Data items:
:::::

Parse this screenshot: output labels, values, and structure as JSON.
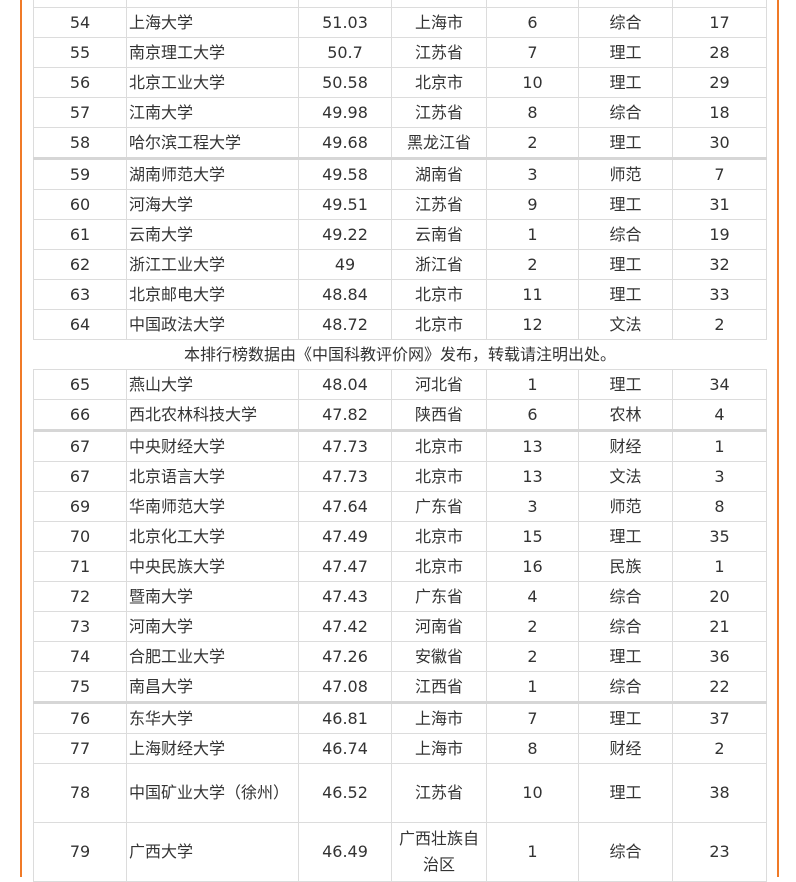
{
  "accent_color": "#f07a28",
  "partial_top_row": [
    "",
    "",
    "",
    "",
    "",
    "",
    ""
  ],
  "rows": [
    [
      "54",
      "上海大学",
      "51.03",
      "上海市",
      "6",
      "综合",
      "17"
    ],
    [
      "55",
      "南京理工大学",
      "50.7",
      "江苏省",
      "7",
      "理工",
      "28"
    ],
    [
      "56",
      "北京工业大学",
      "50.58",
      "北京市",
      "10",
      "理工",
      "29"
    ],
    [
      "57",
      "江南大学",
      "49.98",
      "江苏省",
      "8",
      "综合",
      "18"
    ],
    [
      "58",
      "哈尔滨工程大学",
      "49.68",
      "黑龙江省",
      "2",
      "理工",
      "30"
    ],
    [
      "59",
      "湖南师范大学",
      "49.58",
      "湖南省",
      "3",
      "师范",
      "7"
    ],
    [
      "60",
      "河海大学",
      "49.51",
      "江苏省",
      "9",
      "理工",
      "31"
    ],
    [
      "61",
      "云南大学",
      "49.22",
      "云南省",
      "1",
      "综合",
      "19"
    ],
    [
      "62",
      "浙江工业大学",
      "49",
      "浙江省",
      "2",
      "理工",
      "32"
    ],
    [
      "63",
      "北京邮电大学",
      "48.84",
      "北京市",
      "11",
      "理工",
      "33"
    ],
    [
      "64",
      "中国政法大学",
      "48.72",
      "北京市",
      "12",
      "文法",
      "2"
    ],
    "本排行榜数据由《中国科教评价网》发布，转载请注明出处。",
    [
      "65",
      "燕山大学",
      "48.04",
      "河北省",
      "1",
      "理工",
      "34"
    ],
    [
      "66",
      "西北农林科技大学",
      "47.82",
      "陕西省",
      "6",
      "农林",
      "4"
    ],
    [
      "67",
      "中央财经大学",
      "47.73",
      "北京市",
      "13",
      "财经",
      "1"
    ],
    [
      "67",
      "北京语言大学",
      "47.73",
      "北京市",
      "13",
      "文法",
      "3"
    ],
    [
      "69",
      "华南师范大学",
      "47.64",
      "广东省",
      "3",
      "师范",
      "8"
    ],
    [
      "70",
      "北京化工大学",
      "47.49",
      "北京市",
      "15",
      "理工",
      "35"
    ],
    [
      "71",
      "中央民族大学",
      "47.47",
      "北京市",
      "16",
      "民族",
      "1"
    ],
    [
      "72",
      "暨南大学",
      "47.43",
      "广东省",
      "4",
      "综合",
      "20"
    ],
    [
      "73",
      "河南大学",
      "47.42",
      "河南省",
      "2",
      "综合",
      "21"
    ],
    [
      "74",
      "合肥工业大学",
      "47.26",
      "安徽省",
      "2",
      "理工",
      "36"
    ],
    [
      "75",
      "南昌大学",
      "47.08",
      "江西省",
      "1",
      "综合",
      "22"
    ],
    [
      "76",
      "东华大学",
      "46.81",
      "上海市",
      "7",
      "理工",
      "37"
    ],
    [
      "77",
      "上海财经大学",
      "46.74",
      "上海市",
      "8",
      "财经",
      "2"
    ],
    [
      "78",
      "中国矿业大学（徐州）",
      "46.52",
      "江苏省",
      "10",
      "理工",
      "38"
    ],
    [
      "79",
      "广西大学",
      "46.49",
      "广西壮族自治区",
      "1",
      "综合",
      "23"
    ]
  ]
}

:::::

- _The problem_
Write the listing out a second time exactly, dropping all images.

- _Solved problem_
Parse this screenshot: output labels, values, and structure as JSON.
{
  "accent_color": "#f07a28",
  "partial_top_row": [
    "",
    "",
    "",
    "",
    "",
    "",
    ""
  ],
  "rows": [
    [
      "54",
      "上海大学",
      "51.03",
      "上海市",
      "6",
      "综合",
      "17"
    ],
    [
      "55",
      "南京理工大学",
      "50.7",
      "江苏省",
      "7",
      "理工",
      "28"
    ],
    [
      "56",
      "北京工业大学",
      "50.58",
      "北京市",
      "10",
      "理工",
      "29"
    ],
    [
      "57",
      "江南大学",
      "49.98",
      "江苏省",
      "8",
      "综合",
      "18"
    ],
    [
      "58",
      "哈尔滨工程大学",
      "49.68",
      "黑龙江省",
      "2",
      "理工",
      "30"
    ],
    [
      "59",
      "湖南师范大学",
      "49.58",
      "湖南省",
      "3",
      "师范",
      "7"
    ],
    [
      "60",
      "河海大学",
      "49.51",
      "江苏省",
      "9",
      "理工",
      "31"
    ],
    [
      "61",
      "云南大学",
      "49.22",
      "云南省",
      "1",
      "综合",
      "19"
    ],
    [
      "62",
      "浙江工业大学",
      "49",
      "浙江省",
      "2",
      "理工",
      "32"
    ],
    [
      "63",
      "北京邮电大学",
      "48.84",
      "北京市",
      "11",
      "理工",
      "33"
    ],
    [
      "64",
      "中国政法大学",
      "48.72",
      "北京市",
      "12",
      "文法",
      "2"
    ],
    "本排行榜数据由《中国科教评价网》发布，转载请注明出处。",
    [
      "65",
      "燕山大学",
      "48.04",
      "河北省",
      "1",
      "理工",
      "34"
    ],
    [
      "66",
      "西北农林科技大学",
      "47.82",
      "陕西省",
      "6",
      "农林",
      "4"
    ],
    [
      "67",
      "中央财经大学",
      "47.73",
      "北京市",
      "13",
      "财经",
      "1"
    ],
    [
      "67",
      "北京语言大学",
      "47.73",
      "北京市",
      "13",
      "文法",
      "3"
    ],
    [
      "69",
      "华南师范大学",
      "47.64",
      "广东省",
      "3",
      "师范",
      "8"
    ],
    [
      "70",
      "北京化工大学",
      "47.49",
      "北京市",
      "15",
      "理工",
      "35"
    ],
    [
      "71",
      "中央民族大学",
      "47.47",
      "北京市",
      "16",
      "民族",
      "1"
    ],
    [
      "72",
      "暨南大学",
      "47.43",
      "广东省",
      "4",
      "综合",
      "20"
    ],
    [
      "73",
      "河南大学",
      "47.42",
      "河南省",
      "2",
      "综合",
      "21"
    ],
    [
      "74",
      "合肥工业大学",
      "47.26",
      "安徽省",
      "2",
      "理工",
      "36"
    ],
    [
      "75",
      "南昌大学",
      "47.08",
      "江西省",
      "1",
      "综合",
      "22"
    ],
    [
      "76",
      "东华大学",
      "46.81",
      "上海市",
      "7",
      "理工",
      "37"
    ],
    [
      "77",
      "上海财经大学",
      "46.74",
      "上海市",
      "8",
      "财经",
      "2"
    ],
    [
      "78",
      "中国矿业大学（徐州）",
      "46.52",
      "江苏省",
      "10",
      "理工",
      "38"
    ],
    [
      "79",
      "广西大学",
      "46.49",
      "广西壮族自治区",
      "1",
      "综合",
      "23"
    ]
  ]
}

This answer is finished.